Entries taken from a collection
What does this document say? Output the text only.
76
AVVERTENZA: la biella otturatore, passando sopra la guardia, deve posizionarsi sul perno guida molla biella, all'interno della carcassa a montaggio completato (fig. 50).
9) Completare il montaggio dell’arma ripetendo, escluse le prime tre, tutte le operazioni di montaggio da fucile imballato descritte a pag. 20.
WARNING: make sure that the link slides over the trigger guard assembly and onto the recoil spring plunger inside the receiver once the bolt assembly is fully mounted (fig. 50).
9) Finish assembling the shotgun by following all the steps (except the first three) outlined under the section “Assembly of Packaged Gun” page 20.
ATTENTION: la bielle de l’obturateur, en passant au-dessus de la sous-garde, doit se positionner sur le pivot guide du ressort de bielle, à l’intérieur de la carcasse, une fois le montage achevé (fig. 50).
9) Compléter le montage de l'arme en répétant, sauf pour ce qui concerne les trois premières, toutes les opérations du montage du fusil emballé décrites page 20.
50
--
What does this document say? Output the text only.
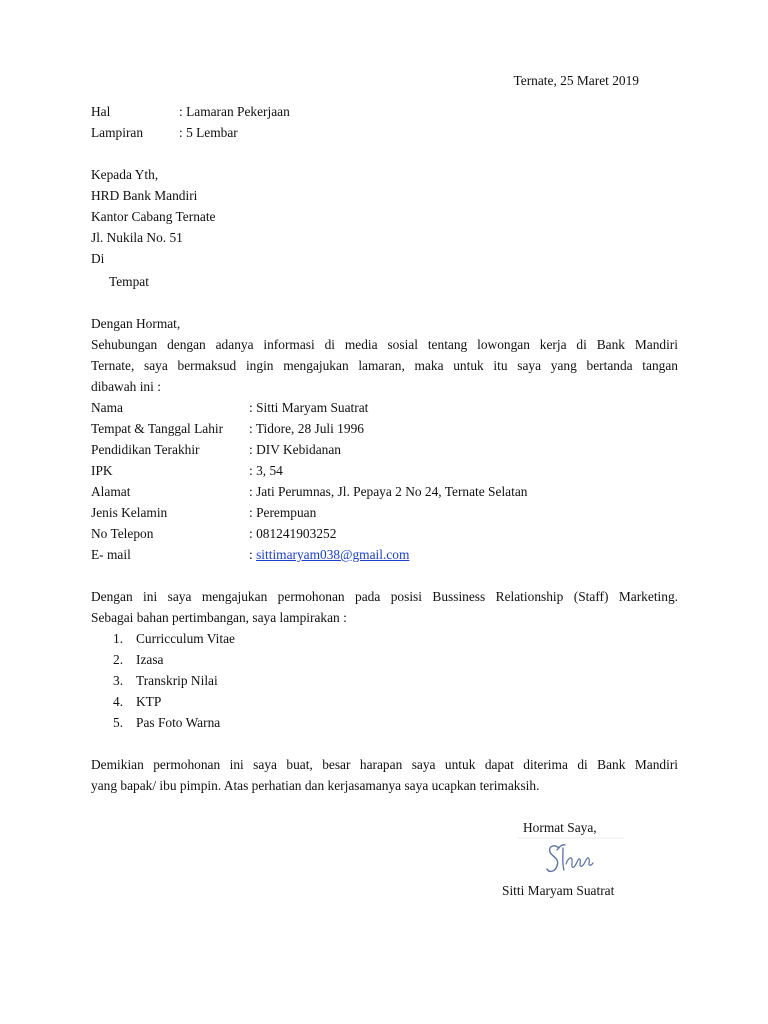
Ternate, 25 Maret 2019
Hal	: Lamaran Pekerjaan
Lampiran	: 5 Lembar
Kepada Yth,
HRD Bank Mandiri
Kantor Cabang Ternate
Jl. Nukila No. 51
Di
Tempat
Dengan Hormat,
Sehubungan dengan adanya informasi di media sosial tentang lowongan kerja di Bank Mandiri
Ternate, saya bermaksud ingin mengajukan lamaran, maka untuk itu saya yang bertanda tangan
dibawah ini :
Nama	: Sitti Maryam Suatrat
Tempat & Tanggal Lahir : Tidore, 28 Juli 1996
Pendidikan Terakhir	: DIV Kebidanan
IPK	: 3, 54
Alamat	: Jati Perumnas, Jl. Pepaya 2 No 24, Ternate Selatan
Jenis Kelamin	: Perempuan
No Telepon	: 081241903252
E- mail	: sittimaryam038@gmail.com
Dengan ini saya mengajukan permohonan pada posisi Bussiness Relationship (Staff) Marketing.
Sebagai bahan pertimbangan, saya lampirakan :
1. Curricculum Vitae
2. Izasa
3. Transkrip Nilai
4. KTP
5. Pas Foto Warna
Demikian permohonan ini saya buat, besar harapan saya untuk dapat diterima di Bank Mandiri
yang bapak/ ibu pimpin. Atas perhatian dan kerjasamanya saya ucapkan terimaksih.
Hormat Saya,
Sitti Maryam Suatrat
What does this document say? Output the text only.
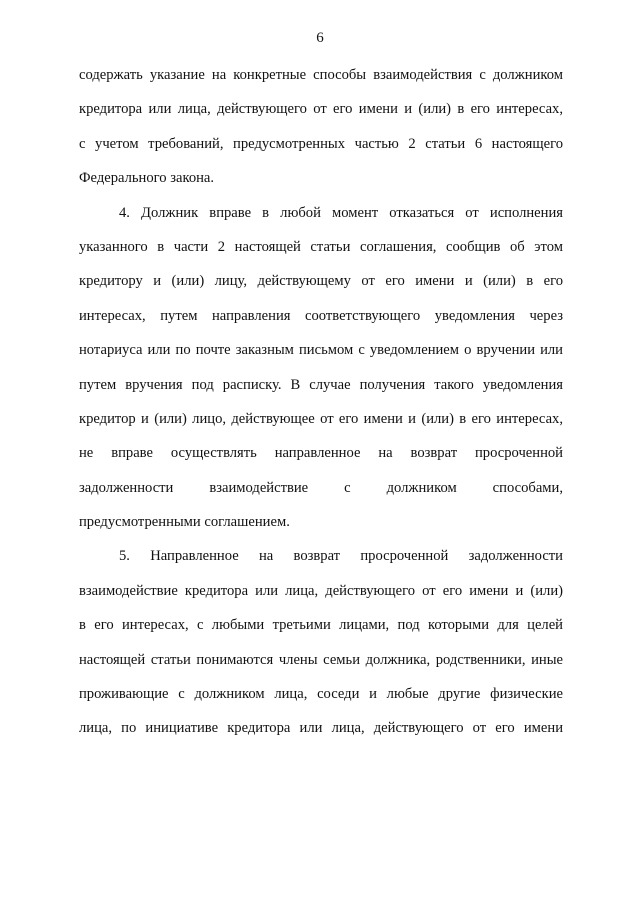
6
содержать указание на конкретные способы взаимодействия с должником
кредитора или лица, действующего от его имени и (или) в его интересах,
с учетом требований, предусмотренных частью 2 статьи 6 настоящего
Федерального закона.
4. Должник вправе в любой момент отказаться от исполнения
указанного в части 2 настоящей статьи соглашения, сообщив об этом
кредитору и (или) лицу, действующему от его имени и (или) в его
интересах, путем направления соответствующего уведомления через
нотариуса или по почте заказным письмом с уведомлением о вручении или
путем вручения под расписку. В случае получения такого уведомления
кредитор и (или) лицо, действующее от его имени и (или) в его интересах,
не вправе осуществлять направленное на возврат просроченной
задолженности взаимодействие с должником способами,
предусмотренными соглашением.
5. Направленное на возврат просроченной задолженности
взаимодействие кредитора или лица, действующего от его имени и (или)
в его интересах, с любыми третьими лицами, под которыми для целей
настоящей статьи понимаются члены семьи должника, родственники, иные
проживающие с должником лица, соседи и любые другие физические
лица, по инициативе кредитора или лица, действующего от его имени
* * *
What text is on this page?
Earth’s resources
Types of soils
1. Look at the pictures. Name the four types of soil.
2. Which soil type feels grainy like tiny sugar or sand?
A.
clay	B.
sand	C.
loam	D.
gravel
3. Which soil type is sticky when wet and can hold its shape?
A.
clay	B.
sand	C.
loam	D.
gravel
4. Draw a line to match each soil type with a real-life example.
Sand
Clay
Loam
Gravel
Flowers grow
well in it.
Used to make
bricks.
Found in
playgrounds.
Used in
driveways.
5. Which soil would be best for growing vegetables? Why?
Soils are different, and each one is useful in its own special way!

Set exercise: Show every line in the entries where the string "должником" occurs.

Answer for this exercise:
содержать указание на конкретные способы взаимодействия с должником
задолженности взаимодействие с должником способами,
проживающие с должником лица, соседи и любые другие физические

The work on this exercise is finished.